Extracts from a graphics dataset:

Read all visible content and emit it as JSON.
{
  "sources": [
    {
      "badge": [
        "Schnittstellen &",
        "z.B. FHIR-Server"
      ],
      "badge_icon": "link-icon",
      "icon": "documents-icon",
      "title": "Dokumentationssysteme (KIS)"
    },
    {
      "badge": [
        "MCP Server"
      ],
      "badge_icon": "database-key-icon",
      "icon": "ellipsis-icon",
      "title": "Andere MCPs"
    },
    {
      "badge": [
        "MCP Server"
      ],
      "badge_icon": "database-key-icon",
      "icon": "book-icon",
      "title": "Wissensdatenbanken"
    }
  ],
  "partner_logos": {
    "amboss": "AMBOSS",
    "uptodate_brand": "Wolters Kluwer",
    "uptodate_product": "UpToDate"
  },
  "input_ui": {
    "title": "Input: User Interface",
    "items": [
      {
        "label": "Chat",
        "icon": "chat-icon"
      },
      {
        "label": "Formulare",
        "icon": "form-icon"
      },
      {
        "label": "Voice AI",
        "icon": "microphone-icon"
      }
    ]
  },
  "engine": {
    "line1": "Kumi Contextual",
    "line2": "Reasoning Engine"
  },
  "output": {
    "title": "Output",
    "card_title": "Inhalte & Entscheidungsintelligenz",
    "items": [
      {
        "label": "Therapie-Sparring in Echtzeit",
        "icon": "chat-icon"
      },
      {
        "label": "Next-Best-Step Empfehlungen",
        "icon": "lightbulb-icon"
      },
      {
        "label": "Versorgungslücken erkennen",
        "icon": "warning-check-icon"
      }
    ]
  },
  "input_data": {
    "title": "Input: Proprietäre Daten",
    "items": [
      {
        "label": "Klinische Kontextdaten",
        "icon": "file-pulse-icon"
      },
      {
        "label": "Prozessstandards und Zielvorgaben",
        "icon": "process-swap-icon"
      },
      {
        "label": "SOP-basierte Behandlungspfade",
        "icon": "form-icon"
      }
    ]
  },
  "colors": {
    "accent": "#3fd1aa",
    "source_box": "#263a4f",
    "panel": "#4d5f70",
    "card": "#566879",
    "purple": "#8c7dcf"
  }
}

WRITTEN EXERCISE
Using the entries above, please restate each one word for word.

SOLUTION BELOW
Read all visible content and emit it as JSON.
{
  "sources": [
    {
      "badge": [
        "Schnittstellen &",
        "z.B. FHIR-Server"
      ],
      "badge_icon": "link-icon",
      "icon": "documents-icon",
      "title": "Dokumentationssysteme (KIS)"
    },
    {
      "badge": [
        "MCP Server"
      ],
      "badge_icon": "database-key-icon",
      "icon": "ellipsis-icon",
      "title": "Andere MCPs"
    },
    {
      "badge": [
        "MCP Server"
      ],
      "badge_icon": "database-key-icon",
      "icon": "book-icon",
      "title": "Wissensdatenbanken"
    }
  ],
  "partner_logos": {
    "amboss": "AMBOSS",
    "uptodate_brand": "Wolters Kluwer",
    "uptodate_product": "UpToDate"
  },
  "input_ui": {
    "title": "Input: User Interface",
    "items": [
      {
        "label": "Chat",
        "icon": "chat-icon"
      },
      {
        "label": "Formulare",
        "icon": "form-icon"
      },
      {
        "label": "Voice AI",
        "icon": "microphone-icon"
      }
    ]
  },
  "engine": {
    "line1": "Kumi Contextual",
    "line2": "Reasoning Engine"
  },
  "output": {
    "title": "Output",
    "card_title": "Inhalte & Entscheidungsintelligenz",
    "items": [
      {
        "label": "Therapie-Sparring in Echtzeit",
        "icon": "chat-icon"
      },
      {
        "label": "Next-Best-Step Empfehlungen",
        "icon": "lightbulb-icon"
      },
      {
        "label": "Versorgungslücken erkennen",
        "icon": "warning-check-icon"
      }
    ]
  },
  "input_data": {
    "title": "Input: Proprietäre Daten",
    "items": [
      {
        "label": "Klinische Kontextdaten",
        "icon": "file-pulse-icon"
      },
      {
        "label": "Prozessstandards und Zielvorgaben",
        "icon": "process-swap-icon"
      },
      {
        "label": "SOP-basierte Behandlungspfade",
        "icon": "form-icon"
      }
    ]
  },
  "colors": {
    "accent": "#3fd1aa",
    "source_box": "#263a4f",
    "panel": "#4d5f70",
    "card": "#566879",
    "purple": "#8c7dcf"
  }
}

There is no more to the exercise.